[START OF DOCUMENT SEGMENT]

JACOB ISAACKZ. VAN RUISDAEL* (1628/29-1682)

Details
JACOB ISAACKZ. VAN RUISDAEL* (1628/29-1682)

A mountainous Wooded Landscape with Cottages by a Stream and a Blasted Tree in the foreground

signed and dated: 'Jv Ruisdael 1653' [JV linked]--oil on canvas
26½ x 32½ in. (67.3 x 82.6cm.)
Provenance
Said to have come from the Collection of the Prussian Royal Family
On loan to the Museum, Berlin, 1835 (see Smith below)
Kaiser Friedrich Museum, Berlin, until at least 1921
Private Collection, Berlin, by 1928
Dr. Schaeffer, New York, before 1956
Hugo L. Maser, New York
Mr. Carel Goldschmidt, Mount Kisco, N.Y., by 1965, and by descent
Literature
J. Smith, A Catalogue Raisonné etc., IV, 1834, no. 292 (valued at 300gns.)
Berlin, Kaiser Friedrich Museum, no. 1904
Berlin, Königliche Museen, 1906, p. 347, no. 893 (with illustration of the signature and date)
Berlin, Kaiser Friedrich Museum, 1911, p. 277, no. 893, illustrated
C. Hofstede de Groot, A Catalogue Raisonné, etc., IV, 1912, p. 250, no. 793
Berlin, Kaiser Friedrich Museum, Die Gemäldegalerie des Kaiser-Friedrich Museum, 1925, no. 893
J. Rosenberg, Jacob van Ruisdael, 1928, p. 103, no. 490
K.E. Simon, Jacob van Ruisdael. Eine Darstellung seiner Entwicklung, 1930, p. 28
E.J. Walford, Jacob van Ruisdael, 1991, pp. 91, 220, note 29
Exhibited
New York, Minskoff Cultural Center, Dutch Landscape Painting in the Seventeenth Century, catalogue by Walter Liedtke, 1985, no. 11, illustrated
New York, National Academy of Design, Dutch and Flemish Paintings from New York Private Collections, by Egbert Haverkamp Begemann and Ann Jensen Adams, Aug. 9-Sept. 25, 1988, catalogue no. 41, illustrated

Lot Essay

This painting is one of several dramatic, monumentally conceived images that Jacob van Ruisdael executed toward the end of the early phase of his career. While Ruisdael frequently dated paintings in the period from 1646 to 1653, few later works bear dates. The date, 1653, on this painting also appears on several of the master's grandest works, including his Bentheim Castle (formerly Beit Collection, now National Gallery of Ireland, Dublin, Inv. no. 4531) and Two Water Mills with Open Sluice (J. Paul Getty Museum, Malibu, Inv. no. 82.PA.18). Like the latter two pictures and a painting also of 1653 in the Museum in Angers (Inv. no. 405; Hofstede de Groot, op. cit., IV, no. 73), the present work attests to his trip in the early 1650's to Westphalia and the area around the Dutch and German border. The type of half timbered houses with tie-beam construction and distinctive plank gables that appear at the upper right are indigenous to the region of Twenthe and the western parts of Nordrhein-Westfalen (for discussion of such buildings in Ruisdael's art, see Seymour Slive in the catalogue of the exhibition, Jacob van Ruisdael, The Hague, Mauritshuis, 1981, p. 181; for the history of the architecture, see Josef Schepers, Haus und Hof Westfalischer Baurn, Munster, 1976). Ruisdael made drawings of these buildings on his trip (see, for example, the sheet in the Teylers Museum, Haarlem, no. Q*51; exhibited at The Hague, op. cit., 1981, no. 70, illustrated) which later served to supplement his memory when he executed an etching of them (Bartsch, no. 1) and several paintings featuring houses of this type: compare the structures, for example, in the paintings in the National Gallery, London, Inv. no. 2564, in the Henle Collection, Duisberg (Rosenberg, op. cit., 1928, no. 494) and formerly at Holker Hall (sold at Christie's, London, April 11, 1986, lot 42). This type of construction seems to have piqued the curiosity of Dutch travelers; in the travel journal of the artist Vincent Laurensz. van de Vinne, who visited Germany in 1652, there is a sketch of half-timbered farmhouses and the note: "the farms or village houses are constructed in a droll (klugtigh) fashion of clay, wood, and thatch (and sufficiently in this manner, which I have drawn from life)" (for the Dutch text, see Vincent Laurensz. van de Vinne, Dagelijckse aentekeninge van Vincent Laurensz. van de Vinne ed. by B. Sliggers, 1979, p. 50, illutrated p. 51).

[END OF DOCUMENT SEGMENT]
[START OF RAW DATA]

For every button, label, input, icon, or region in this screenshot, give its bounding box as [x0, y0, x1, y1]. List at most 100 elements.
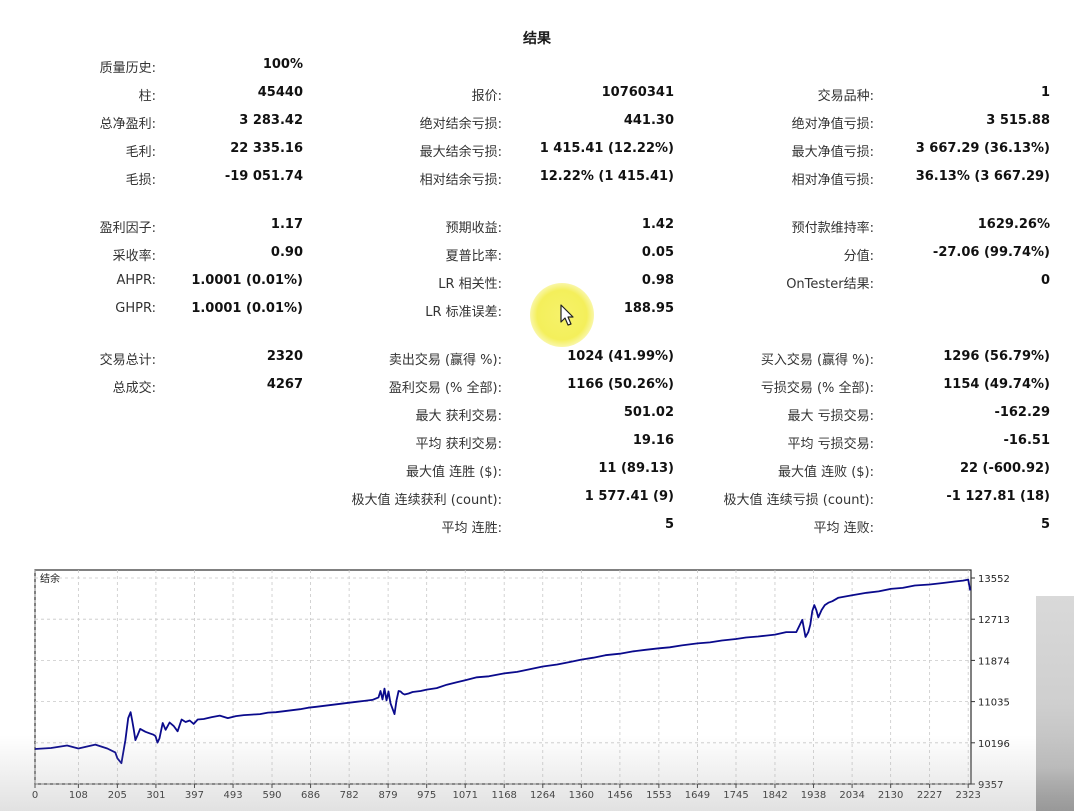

[END OF RAW DATA]

- **TASKS FOR THIS EXERCISE**:
- a) Answer these from the Ruisdael catalogue entry:
(i) What are the painting's dimensions in inches?
(ii) Who held the painting in Mount Kisco, N.Y., by 1965?
(iii) In what year did Vincent Laurensz. van de Vinne visit Germany?
- b) Reproduce the passage of the Ruisdael catalogue entry between "signed and dated: 'Jv" and "signature and date)", inclusive.
- c) Decide whether each statement agrees with the Ruisdael catalogue entry, and support each yes or no with the deciding words quoted from it:
(i) The painting is executed on canvas.
(ii) Many of Ruisdael's works from after 1653 bear dates.
(iii) The half-timbered houses appear at the upper left of the painting.

- **EXERCISE RESULTS**:
- a)
(i) 26½ x 32½ in.
(ii) Mr. Carel Goldschmidt
(iii) 1652

- b)
signed and dated: 'Jv Ruisdael 1653' [JV linked]--oil on canvas
26½ x 32½ in. (67.3 x 82.6cm.)
Provenance
Said to have come from the Collection of the Prussian Royal Family
On loan to the Museum, Berlin, 1835 (see Smith below)
Kaiser Friedrich Museum, Berlin, until at least 1921
Private Collection, Berlin, by 1928
Dr. Schaeffer, New York, before 1956
Hugo L. Maser, New York
Mr. Carel Goldschmidt, Mount Kisco, N.Y., by 1965, and by descent
Literature
J. Smith, A Catalogue Raisonné etc., IV, 1834, no. 292 (valued at 300gns.)
Berlin, Kaiser Friedrich Museum, no. 1904
Berlin, Königliche Museen, 1906, p. 347, no. 893 (with illustration of the signature and date)

- c)
(i) Yes: "oil on canvas"
(ii) No: "few later works bear dates"
(iii) No: "that appear at the upper right"